=== THE INPUT ===
+++++

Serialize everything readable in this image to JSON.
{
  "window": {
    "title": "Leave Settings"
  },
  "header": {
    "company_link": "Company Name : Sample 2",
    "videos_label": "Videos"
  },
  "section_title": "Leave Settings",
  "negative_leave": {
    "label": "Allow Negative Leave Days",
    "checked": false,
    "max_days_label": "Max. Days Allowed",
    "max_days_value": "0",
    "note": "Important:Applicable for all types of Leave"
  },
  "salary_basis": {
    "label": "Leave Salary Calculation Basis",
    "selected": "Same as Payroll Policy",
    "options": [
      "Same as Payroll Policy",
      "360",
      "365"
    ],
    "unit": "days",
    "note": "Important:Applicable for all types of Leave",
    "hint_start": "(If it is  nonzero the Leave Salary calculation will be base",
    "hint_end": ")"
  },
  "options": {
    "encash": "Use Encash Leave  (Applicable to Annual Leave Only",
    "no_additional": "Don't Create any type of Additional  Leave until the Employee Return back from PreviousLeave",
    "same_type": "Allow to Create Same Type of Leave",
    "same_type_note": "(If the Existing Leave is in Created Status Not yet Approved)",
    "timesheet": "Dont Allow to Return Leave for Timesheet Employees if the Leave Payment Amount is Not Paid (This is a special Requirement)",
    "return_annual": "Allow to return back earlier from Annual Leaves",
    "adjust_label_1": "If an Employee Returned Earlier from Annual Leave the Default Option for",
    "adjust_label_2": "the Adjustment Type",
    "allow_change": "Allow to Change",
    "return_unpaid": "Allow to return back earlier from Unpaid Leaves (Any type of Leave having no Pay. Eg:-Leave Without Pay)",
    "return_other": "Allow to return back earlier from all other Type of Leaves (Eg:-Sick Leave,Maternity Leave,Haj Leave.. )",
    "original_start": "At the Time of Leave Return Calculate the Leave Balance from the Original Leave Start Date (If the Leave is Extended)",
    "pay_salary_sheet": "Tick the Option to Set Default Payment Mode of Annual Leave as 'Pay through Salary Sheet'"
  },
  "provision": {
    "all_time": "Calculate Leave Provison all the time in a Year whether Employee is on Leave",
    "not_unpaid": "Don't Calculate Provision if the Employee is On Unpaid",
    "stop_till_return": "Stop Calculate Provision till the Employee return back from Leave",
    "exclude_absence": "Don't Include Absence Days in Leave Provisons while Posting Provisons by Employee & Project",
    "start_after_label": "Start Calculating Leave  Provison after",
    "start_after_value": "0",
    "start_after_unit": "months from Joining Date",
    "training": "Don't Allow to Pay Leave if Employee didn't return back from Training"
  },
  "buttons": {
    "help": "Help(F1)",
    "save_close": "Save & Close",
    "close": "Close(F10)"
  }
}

+++++

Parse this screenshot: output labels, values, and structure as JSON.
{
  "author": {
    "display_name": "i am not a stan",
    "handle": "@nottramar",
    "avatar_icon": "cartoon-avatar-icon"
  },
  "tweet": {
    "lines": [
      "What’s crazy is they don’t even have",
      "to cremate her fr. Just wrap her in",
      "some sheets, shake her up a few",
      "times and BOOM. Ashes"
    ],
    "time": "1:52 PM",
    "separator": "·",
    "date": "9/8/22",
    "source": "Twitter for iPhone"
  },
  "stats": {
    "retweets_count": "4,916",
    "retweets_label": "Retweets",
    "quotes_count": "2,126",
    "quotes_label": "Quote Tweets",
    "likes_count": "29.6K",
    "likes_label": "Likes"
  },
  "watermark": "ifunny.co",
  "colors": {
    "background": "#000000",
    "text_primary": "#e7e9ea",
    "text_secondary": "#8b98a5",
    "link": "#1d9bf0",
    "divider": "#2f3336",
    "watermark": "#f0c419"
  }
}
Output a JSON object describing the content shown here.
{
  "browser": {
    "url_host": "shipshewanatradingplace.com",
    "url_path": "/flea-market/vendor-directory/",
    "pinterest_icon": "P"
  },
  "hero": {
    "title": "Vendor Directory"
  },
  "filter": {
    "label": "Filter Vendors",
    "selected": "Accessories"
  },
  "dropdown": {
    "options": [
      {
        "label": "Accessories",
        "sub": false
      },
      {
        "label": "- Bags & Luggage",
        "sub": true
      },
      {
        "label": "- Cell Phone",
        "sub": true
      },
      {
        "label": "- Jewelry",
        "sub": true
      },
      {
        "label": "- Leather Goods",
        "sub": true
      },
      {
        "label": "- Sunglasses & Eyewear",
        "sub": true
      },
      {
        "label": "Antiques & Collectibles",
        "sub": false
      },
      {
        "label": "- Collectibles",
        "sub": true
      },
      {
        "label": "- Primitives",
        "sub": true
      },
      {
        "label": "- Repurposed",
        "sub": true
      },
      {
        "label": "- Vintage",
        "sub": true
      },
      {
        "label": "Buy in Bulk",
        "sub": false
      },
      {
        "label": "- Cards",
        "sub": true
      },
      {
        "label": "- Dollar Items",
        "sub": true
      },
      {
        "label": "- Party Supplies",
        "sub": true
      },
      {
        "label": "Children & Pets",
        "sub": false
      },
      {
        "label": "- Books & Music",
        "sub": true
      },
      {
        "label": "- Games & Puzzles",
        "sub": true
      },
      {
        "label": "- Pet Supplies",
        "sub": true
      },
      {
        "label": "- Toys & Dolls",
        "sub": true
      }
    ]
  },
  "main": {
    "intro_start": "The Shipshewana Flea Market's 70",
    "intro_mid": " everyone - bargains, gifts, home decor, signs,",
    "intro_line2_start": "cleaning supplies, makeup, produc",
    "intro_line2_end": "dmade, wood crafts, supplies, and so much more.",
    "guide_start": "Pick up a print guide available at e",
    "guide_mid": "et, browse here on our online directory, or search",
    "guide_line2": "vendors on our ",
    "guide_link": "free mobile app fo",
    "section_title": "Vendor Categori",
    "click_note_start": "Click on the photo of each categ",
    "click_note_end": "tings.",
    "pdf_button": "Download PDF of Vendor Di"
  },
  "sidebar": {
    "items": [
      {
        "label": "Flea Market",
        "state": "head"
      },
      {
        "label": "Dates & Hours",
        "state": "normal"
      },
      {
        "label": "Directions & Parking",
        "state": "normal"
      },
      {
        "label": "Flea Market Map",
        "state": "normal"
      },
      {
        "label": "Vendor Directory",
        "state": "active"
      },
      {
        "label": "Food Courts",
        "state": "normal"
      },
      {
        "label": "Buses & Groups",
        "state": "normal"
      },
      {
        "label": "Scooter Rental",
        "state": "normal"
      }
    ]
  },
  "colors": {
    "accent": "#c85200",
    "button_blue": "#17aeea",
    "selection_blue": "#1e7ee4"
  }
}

+++++

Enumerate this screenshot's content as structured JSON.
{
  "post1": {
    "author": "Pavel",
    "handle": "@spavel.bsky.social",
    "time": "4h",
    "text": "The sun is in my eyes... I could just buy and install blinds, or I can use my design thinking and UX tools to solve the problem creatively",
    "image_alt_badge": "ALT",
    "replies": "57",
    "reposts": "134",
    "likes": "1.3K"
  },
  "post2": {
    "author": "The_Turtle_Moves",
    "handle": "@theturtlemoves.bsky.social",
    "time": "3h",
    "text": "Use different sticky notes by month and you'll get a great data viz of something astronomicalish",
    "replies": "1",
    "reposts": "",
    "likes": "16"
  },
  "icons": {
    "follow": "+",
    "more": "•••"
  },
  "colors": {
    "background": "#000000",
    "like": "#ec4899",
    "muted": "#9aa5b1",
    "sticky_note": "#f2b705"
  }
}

+++++

=== DO THIS ===
In the entries above, count each line that holds "Settings". Give the total and nothing else.

=== RESPONSE TO THIS TASK ===
2